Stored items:
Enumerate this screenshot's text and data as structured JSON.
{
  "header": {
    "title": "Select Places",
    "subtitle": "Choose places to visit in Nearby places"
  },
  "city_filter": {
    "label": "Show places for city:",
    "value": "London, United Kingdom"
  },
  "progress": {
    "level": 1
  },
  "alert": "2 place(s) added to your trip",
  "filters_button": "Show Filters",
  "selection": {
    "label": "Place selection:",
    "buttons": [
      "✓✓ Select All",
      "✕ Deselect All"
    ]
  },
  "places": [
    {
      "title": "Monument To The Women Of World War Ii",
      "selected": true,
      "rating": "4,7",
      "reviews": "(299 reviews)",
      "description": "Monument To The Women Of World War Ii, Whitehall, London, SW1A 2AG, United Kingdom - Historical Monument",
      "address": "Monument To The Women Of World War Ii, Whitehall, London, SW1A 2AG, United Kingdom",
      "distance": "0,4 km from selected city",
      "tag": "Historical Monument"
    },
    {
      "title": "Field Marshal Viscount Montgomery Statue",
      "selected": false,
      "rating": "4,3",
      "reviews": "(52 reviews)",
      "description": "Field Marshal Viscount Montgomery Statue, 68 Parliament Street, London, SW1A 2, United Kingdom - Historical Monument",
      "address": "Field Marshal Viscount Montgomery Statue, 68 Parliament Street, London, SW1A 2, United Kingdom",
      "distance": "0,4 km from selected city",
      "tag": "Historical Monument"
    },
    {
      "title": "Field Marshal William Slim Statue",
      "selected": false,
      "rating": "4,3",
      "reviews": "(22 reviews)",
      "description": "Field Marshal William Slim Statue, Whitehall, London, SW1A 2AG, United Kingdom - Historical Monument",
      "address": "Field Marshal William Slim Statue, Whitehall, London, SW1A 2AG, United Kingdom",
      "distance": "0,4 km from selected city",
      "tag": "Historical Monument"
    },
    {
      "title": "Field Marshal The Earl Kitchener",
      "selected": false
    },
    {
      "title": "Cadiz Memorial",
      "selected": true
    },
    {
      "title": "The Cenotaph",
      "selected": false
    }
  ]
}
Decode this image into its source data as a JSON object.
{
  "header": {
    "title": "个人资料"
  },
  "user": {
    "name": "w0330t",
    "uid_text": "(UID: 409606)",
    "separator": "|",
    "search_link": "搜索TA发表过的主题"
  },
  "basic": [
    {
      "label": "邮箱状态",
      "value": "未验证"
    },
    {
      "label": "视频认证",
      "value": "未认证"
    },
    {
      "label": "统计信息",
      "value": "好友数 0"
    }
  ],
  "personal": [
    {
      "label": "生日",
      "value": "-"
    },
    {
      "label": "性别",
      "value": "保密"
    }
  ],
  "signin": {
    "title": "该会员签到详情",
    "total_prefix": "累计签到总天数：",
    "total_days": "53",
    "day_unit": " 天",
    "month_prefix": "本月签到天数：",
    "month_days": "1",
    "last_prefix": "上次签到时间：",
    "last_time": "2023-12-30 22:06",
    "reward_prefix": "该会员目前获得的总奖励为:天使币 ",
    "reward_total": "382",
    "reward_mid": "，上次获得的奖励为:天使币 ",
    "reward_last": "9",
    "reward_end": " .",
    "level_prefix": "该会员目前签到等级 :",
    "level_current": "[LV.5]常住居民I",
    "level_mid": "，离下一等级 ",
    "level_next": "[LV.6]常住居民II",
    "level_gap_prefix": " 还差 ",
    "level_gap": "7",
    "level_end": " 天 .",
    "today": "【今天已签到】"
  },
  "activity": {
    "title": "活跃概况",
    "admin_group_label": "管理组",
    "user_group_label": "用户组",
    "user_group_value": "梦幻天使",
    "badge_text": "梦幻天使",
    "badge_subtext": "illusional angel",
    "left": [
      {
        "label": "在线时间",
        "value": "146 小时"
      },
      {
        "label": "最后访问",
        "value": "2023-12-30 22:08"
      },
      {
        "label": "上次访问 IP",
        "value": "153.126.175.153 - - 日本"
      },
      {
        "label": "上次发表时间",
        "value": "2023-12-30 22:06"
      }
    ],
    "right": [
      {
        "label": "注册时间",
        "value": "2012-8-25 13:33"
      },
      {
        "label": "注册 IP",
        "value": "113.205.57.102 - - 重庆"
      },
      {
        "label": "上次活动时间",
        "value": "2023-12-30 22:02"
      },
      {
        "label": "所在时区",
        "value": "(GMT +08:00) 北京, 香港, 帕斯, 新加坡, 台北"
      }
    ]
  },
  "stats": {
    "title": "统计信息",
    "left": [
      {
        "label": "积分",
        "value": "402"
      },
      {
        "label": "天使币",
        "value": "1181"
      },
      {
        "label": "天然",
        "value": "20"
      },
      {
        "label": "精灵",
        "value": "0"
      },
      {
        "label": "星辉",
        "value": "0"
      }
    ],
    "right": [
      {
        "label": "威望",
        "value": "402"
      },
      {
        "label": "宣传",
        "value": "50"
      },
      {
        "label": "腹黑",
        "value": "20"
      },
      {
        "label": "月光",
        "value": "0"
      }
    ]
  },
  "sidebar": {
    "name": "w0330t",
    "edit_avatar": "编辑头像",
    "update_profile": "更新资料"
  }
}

Work required: Above are the records; retype them all without a single difference.

Answer for this exercise:
Enumerate this screenshot's text and data as structured JSON.
{
  "header": {
    "title": "Select Places",
    "subtitle": "Choose places to visit in Nearby places"
  },
  "city_filter": {
    "label": "Show places for city:",
    "value": "London, United Kingdom"
  },
  "progress": {
    "level": 1
  },
  "alert": "2 place(s) added to your trip",
  "filters_button": "Show Filters",
  "selection": {
    "label": "Place selection:",
    "buttons": [
      "✓✓ Select All",
      "✕ Deselect All"
    ]
  },
  "places": [
    {
      "title": "Monument To The Women Of World War Ii",
      "selected": true,
      "rating": "4,7",
      "reviews": "(299 reviews)",
      "description": "Monument To The Women Of World War Ii, Whitehall, London, SW1A 2AG, United Kingdom - Historical Monument",
      "address": "Monument To The Women Of World War Ii, Whitehall, London, SW1A 2AG, United Kingdom",
      "distance": "0,4 km from selected city",
      "tag": "Historical Monument"
    },
    {
      "title": "Field Marshal Viscount Montgomery Statue",
      "selected": false,
      "rating": "4,3",
      "reviews": "(52 reviews)",
      "description": "Field Marshal Viscount Montgomery Statue, 68 Parliament Street, London, SW1A 2, United Kingdom - Historical Monument",
      "address": "Field Marshal Viscount Montgomery Statue, 68 Parliament Street, London, SW1A 2, United Kingdom",
      "distance": "0,4 km from selected city",
      "tag": "Historical Monument"
    },
    {
      "title": "Field Marshal William Slim Statue",
      "selected": false,
      "rating": "4,3",
      "reviews": "(22 reviews)",
      "description": "Field Marshal William Slim Statue, Whitehall, London, SW1A 2AG, United Kingdom - Historical Monument",
      "address": "Field Marshal William Slim Statue, Whitehall, London, SW1A 2AG, United Kingdom",
      "distance": "0,4 km from selected city",
      "tag": "Historical Monument"
    },
    {
      "title": "Field Marshal The Earl Kitchener",
      "selected": false
    },
    {
      "title": "Cadiz Memorial",
      "selected": true
    },
    {
      "title": "The Cenotaph",
      "selected": false
    }
  ]
}
Decode this image into its source data as a JSON object.
{
  "header": {
    "title": "个人资料"
  },
  "user": {
    "name": "w0330t",
    "uid_text": "(UID: 409606)",
    "separator": "|",
    "search_link": "搜索TA发表过的主题"
  },
  "basic": [
    {
      "label": "邮箱状态",
      "value": "未验证"
    },
    {
      "label": "视频认证",
      "value": "未认证"
    },
    {
      "label": "统计信息",
      "value": "好友数 0"
    }
  ],
  "personal": [
    {
      "label": "生日",
      "value": "-"
    },
    {
      "label": "性别",
      "value": "保密"
    }
  ],
  "signin": {
    "title": "该会员签到详情",
    "total_prefix": "累计签到总天数：",
    "total_days": "53",
    "day_unit": " 天",
    "month_prefix": "本月签到天数：",
    "month_days": "1",
    "last_prefix": "上次签到时间：",
    "last_time": "2023-12-30 22:06",
    "reward_prefix": "该会员目前获得的总奖励为:天使币 ",
    "reward_total": "382",
    "reward_mid": "，上次获得的奖励为:天使币 ",
    "reward_last": "9",
    "reward_end": " .",
    "level_prefix": "该会员目前签到等级 :",
    "level_current": "[LV.5]常住居民I",
    "level_mid": "，离下一等级 ",
    "level_next": "[LV.6]常住居民II",
    "level_gap_prefix": " 还差 ",
    "level_gap": "7",
    "level_end": " 天 .",
    "today": "【今天已签到】"
  },
  "activity": {
    "title": "活跃概况",
    "admin_group_label": "管理组",
    "user_group_label": "用户组",
    "user_group_value": "梦幻天使",
    "badge_text": "梦幻天使",
    "badge_subtext": "illusional angel",
    "left": [
      {
        "label": "在线时间",
        "value": "146 小时"
      },
      {
        "label": "最后访问",
        "value": "2023-12-30 22:08"
      },
      {
        "label": "上次访问 IP",
        "value": "153.126.175.153 - - 日本"
      },
      {
        "label": "上次发表时间",
        "value": "2023-12-30 22:06"
      }
    ],
    "right": [
      {
        "label": "注册时间",
        "value": "2012-8-25 13:33"
      },
      {
        "label": "注册 IP",
        "value": "113.205.57.102 - - 重庆"
      },
      {
        "label": "上次活动时间",
        "value": "2023-12-30 22:02"
      },
      {
        "label": "所在时区",
        "value": "(GMT +08:00) 北京, 香港, 帕斯, 新加坡, 台北"
      }
    ]
  },
  "stats": {
    "title": "统计信息",
    "left": [
      {
        "label": "积分",
        "value": "402"
      },
      {
        "label": "天使币",
        "value": "1181"
      },
      {
        "label": "天然",
        "value": "20"
      },
      {
        "label": "精灵",
        "value": "0"
      },
      {
        "label": "星辉",
        "value": "0"
      }
    ],
    "right": [
      {
        "label": "威望",
        "value": "402"
      },
      {
        "label": "宣传",
        "value": "50"
      },
      {
        "label": "腹黑",
        "value": "20"
      },
      {
        "label": "月光",
        "value": "0"
      }
    ]
  },
  "sidebar": {
    "name": "w0330t",
    "edit_avatar": "编辑头像",
    "update_profile": "更新资料"
  }
}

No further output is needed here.